Document text START
Americans love a good sequel. Year after year, the box office champions are derivative films, based on previously successful movies. Remakes and seq
Americans love a good sequel. Year after year, the box office champions are derivative films, based on previously successful movies. Remakes and sequels rule the entertainment world.
Many of us rail against a corporate Hollywood seemingly devoid of an original idea, safely betting their production dollars on tried franchises that they know Americans will patronize. Exciting and innovative entertainment has little chance of making it to the big screen, and we are all the more bland because of it.
What critics often fail to notice, however, is that America’s comfort with sequels is not limited to our filmed entertainment. Even our political system is driven by sequels. They just aren’t called sequels. They’re called relatives.
One of the great complaints the American colonists lodged against the British monarchy was that it was just that – a monarchy. In a monarchy, the king or queen is succeeded by the son or the daughter. Nepotism rules the day. The patriots who led our nation to independence correctly identified this particular aspect of a monarchy as singularly problematic, as blood descent not only doesn’t guarantee successful leadership. In fact, it almost always ensures the opposite.
Social critics have long complained that Americans crave a king. Since we don’t have a House of Windsor, we create a House of Kennedy, or House of Bush. Both of those houses brought our nation feckless and uninspired leaders, unsuccessful sequels all.
The far larger problem lies not with the self-styled dynasties of Papa Bush and Joseph Kennedy. Even the minor perturbations birthed by the periodic candidacies of the Kennedy or Bush clan are well reported and, eventually, controlled. The greater crisis for our democracy lies with the huge amount of other political children seeking to continue familial rule on their parents’ throne.
Document text END
Data provided START
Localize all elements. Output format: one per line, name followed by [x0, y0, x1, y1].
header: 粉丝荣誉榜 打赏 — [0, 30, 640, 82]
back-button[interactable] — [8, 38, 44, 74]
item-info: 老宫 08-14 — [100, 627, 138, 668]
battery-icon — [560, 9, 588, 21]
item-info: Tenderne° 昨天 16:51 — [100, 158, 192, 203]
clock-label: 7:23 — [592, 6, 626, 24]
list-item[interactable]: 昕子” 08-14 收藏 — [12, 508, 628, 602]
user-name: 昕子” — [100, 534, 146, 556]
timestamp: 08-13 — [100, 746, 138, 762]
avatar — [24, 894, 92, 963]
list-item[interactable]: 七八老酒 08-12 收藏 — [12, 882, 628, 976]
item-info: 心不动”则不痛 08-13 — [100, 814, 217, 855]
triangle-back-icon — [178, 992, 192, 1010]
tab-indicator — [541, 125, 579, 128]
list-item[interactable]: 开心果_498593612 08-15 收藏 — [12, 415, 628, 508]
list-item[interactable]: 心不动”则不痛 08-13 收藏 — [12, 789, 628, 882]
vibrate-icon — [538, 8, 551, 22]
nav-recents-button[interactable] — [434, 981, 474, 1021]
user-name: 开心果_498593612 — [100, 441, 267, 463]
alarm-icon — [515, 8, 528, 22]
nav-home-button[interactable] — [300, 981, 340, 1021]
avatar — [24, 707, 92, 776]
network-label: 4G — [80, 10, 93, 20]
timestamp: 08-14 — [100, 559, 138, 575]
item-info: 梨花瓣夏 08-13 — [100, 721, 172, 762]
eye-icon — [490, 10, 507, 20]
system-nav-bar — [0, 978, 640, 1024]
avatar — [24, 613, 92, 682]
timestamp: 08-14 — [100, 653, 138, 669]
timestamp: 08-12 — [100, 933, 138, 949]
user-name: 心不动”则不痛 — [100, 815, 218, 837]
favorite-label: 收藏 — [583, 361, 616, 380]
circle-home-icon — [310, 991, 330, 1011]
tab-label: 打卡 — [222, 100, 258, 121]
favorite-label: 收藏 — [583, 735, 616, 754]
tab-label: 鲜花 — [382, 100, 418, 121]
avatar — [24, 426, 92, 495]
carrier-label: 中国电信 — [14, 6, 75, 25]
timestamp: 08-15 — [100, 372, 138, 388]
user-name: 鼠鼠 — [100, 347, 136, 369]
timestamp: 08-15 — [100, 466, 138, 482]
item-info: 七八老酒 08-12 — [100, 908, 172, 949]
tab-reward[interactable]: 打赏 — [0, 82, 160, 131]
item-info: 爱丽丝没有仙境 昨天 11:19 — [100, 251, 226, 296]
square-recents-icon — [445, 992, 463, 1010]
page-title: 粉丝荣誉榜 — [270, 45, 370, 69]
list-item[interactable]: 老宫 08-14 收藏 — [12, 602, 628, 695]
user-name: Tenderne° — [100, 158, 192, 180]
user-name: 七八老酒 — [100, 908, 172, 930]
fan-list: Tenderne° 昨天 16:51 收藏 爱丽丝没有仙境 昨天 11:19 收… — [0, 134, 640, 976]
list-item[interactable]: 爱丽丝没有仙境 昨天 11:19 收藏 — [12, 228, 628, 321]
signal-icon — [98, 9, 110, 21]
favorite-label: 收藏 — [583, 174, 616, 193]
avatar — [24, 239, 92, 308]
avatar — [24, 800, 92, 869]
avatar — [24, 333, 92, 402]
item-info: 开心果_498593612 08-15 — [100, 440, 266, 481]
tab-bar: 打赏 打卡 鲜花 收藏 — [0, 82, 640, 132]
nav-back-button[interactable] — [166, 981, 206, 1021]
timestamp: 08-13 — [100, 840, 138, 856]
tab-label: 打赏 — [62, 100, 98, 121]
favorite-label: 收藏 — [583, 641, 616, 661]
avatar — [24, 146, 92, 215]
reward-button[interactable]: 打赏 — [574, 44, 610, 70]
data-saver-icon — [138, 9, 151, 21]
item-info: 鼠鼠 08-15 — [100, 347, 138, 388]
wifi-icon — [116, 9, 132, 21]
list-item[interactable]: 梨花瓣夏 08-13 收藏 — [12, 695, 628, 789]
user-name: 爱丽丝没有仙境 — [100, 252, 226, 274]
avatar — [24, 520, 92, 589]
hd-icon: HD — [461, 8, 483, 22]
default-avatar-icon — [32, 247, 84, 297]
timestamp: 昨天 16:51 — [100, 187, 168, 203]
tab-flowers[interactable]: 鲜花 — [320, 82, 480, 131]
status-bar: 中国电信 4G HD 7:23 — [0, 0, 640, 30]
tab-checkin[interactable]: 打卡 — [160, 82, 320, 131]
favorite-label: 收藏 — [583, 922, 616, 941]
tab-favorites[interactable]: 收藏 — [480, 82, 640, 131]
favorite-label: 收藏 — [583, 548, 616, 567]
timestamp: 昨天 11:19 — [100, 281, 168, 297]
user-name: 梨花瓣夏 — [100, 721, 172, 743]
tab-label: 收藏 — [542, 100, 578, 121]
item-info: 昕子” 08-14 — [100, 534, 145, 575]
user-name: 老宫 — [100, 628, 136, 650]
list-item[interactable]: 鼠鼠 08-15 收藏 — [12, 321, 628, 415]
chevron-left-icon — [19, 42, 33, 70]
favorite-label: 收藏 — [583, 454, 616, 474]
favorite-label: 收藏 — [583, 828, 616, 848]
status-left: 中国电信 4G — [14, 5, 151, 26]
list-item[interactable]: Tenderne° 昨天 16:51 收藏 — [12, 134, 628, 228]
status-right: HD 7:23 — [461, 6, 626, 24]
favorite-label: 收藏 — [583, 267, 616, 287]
Data provided END
| Problem A |
Will you copy, word for word, the passage of the essay on political dynasties that begins with "Many of us rail" and ends after "They’re called relatives."?
| Problem B |
Which royal or political houses does the essay on political dynasties name?
| Problem C |
How might the essay on political dynasties go on? Write the next part, picking up after its final sentence.

| Your response A |
Many of us rail against a corporate Hollywood seemingly devoid of an original idea, safely betting their production dollars on tried franchises that they know Americans will patronize. Exciting and innovative entertainment has little chance of making it to the big screen, and we are all the more bland because of it.
What critics often fail to notice, however, is that America’s comfort with sequels is not limited to our filmed entertainment. Even our political system is driven by sequels. They just aren’t called sequels. They’re called relatives.

| Your response B |
House of Windsor, House of Kennedy, House of Bush

| Your response C |
Republicans have had no shortage of nepotistic pretenders to office, including not only the Bushes, but the Doles, Murkowskis, Macks, Capitos, Shusters and Joneses. But compared with the Democrats, they are pikers.
In one state alone, Georgia, the grandson of President Jimmy Carter runs for governor and the daughter of long time senator Sam Nunn vies to claim a seat in that august body. Senator Mark Pryor holds a seat, as did his father David Pryor many years ago. Governor Andrew Cuomo holds the same seat his father Mario held in the 1980’s.
The Udall dynasty has produced two United States senators, though the Colorado member of this clan may soon find himself looking for a job among the lobbyists on K Street. The list goes on and on.
Of course, other than the regular Bush eruptions we endure like annual horror film installments, the most anticipated sequels in politics are likely to be something like Dawn of the Planet of the Clintons and Be Gone Girl: the Return of Michelle Obama.
In today’s mass media world, if your product has brand recognition, it really doesn’t matter whether it’s good or not. Would anyone argue that the latest iteration of Transformers or Captain America, both box office smash hits, adds anything of value to the culture?
Similarly, what do all these political sequels add? Sure, their names are well known but, for the most part, they are retreads of failed politicasters of the past. Have any of these recent political offspring helped our nation grow or improve – or are they just the latest sequel to a bad movie?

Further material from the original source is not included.